__Exercise__. The answer must be a single number: how many lines in the entries below contain the word "JSON".

[Opening Dataset records section]

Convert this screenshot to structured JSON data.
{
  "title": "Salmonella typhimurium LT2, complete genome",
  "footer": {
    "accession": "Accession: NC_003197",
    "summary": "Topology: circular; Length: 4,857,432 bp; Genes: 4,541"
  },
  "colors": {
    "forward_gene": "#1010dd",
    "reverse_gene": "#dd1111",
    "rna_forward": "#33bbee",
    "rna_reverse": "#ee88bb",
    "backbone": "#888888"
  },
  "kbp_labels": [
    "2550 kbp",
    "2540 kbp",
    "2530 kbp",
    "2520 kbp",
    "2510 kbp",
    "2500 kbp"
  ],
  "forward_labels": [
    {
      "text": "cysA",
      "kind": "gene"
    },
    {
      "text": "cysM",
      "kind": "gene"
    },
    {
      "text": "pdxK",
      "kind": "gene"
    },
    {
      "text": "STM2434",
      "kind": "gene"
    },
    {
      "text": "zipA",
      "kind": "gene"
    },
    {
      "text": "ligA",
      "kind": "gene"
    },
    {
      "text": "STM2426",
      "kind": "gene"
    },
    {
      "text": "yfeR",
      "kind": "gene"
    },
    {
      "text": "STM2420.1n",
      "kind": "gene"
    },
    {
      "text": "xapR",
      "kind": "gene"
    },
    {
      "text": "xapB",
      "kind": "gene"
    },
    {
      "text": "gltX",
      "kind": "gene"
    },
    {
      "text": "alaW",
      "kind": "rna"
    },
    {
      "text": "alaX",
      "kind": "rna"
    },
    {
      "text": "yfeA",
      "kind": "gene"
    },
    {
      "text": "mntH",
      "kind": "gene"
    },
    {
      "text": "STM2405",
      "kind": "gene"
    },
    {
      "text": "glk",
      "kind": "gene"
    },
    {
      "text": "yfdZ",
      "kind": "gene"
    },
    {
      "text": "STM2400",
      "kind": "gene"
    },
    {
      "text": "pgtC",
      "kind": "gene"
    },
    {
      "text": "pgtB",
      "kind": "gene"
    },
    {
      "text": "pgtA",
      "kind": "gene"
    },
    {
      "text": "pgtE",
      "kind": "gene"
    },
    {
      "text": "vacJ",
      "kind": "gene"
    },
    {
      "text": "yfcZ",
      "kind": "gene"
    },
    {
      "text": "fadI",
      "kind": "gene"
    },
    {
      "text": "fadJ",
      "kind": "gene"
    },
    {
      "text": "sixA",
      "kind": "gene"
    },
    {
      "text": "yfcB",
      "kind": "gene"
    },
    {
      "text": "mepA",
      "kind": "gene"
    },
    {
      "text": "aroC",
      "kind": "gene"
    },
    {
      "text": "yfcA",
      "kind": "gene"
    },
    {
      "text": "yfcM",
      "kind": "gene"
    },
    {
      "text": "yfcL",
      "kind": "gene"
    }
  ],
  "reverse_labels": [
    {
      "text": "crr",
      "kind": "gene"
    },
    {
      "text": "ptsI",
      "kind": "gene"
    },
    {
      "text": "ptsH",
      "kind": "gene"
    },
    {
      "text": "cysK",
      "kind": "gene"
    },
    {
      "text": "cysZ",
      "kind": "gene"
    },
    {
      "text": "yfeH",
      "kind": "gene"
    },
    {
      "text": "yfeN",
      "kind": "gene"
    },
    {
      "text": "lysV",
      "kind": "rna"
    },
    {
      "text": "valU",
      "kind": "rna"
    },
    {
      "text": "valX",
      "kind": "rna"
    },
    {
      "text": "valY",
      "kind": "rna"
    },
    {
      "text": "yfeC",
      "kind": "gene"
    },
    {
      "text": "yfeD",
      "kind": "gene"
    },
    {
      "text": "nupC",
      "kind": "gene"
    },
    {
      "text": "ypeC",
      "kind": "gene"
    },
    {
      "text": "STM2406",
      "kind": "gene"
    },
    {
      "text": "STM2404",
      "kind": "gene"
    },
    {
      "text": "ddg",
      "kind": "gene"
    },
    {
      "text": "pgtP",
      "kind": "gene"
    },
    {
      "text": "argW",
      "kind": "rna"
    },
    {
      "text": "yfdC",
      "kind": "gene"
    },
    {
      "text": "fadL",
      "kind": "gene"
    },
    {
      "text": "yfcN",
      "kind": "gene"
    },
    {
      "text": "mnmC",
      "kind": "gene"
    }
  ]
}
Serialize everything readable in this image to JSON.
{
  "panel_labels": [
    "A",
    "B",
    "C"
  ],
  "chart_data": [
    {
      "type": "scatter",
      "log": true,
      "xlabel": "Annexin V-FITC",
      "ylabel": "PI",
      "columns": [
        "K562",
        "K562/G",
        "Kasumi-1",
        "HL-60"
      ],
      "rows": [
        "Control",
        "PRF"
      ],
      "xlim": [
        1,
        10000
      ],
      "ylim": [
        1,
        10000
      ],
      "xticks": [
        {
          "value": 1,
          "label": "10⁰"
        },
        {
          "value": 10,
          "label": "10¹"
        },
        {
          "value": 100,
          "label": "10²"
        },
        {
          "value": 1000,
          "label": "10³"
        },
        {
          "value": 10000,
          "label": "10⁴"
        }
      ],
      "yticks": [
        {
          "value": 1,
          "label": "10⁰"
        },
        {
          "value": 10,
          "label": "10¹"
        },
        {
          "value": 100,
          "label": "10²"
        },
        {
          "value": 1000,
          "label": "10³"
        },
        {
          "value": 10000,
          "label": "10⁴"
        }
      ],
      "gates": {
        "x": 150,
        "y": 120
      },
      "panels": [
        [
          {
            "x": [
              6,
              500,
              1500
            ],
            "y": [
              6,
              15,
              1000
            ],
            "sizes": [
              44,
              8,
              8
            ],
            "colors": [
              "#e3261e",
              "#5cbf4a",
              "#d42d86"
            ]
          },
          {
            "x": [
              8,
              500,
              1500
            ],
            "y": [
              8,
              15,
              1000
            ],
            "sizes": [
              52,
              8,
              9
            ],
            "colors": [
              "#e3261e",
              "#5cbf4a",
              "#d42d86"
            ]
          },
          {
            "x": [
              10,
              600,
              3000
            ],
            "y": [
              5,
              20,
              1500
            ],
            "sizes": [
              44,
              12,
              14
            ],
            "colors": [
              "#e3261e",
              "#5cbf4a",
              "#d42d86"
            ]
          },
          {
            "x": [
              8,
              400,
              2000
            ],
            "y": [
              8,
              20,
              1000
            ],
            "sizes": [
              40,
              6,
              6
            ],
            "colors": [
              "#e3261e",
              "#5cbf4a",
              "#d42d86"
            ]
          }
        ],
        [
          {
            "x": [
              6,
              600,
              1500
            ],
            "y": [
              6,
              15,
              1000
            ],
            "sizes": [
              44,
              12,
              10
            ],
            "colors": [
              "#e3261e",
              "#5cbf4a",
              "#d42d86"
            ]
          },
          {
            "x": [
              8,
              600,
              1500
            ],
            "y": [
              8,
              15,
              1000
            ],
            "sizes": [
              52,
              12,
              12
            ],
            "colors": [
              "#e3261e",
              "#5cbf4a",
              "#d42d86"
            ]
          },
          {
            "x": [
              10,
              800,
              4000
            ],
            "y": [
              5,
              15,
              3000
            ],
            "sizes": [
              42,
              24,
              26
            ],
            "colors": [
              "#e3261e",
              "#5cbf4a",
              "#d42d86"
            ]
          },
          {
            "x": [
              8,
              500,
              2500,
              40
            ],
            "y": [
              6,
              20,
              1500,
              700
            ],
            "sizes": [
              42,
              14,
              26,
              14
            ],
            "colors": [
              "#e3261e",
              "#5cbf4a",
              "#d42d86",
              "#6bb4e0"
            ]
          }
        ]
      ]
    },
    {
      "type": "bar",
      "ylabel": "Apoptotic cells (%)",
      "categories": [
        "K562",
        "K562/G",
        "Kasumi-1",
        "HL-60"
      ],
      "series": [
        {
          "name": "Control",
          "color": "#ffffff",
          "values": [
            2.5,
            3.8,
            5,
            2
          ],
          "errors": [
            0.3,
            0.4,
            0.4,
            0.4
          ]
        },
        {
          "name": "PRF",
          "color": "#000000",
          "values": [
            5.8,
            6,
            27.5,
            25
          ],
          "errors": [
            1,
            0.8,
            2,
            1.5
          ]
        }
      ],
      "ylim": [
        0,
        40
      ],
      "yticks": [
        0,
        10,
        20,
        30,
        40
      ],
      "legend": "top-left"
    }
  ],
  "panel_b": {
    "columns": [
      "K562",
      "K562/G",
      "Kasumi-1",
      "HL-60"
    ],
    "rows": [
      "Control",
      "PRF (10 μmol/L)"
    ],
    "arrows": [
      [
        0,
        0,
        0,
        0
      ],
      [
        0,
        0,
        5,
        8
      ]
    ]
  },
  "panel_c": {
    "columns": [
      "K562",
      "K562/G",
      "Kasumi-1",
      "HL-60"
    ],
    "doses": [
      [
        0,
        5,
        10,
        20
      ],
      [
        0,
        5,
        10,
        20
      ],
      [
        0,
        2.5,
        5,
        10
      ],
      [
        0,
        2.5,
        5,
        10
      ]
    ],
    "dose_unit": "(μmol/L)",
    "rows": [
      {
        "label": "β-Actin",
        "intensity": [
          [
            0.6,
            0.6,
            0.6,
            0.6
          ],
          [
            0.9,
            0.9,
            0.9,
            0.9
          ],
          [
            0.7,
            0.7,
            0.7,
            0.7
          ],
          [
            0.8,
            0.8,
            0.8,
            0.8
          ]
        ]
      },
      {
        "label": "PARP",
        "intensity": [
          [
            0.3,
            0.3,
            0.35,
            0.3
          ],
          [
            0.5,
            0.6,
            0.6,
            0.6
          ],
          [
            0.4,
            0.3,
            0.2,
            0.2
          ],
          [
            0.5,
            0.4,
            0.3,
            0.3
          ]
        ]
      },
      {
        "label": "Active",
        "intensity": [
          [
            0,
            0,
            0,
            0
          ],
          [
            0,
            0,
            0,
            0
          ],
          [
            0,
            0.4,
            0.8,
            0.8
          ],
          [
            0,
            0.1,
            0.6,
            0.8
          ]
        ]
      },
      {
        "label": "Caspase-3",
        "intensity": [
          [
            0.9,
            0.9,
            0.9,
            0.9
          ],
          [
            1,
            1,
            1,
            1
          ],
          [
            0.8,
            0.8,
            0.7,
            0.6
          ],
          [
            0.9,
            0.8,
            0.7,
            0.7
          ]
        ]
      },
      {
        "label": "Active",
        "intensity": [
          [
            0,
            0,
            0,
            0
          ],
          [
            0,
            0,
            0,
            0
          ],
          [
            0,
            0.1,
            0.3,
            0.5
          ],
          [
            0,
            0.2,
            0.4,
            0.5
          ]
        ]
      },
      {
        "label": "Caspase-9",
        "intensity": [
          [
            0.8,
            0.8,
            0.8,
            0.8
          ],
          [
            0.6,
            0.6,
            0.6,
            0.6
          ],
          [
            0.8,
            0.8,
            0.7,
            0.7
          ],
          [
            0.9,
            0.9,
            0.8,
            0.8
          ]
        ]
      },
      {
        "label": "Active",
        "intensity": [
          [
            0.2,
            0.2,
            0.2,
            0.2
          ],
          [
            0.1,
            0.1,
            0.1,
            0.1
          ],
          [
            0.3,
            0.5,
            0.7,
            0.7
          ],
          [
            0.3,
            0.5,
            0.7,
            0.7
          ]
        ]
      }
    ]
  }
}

[Closing Dataset records section]

__Task result__. 2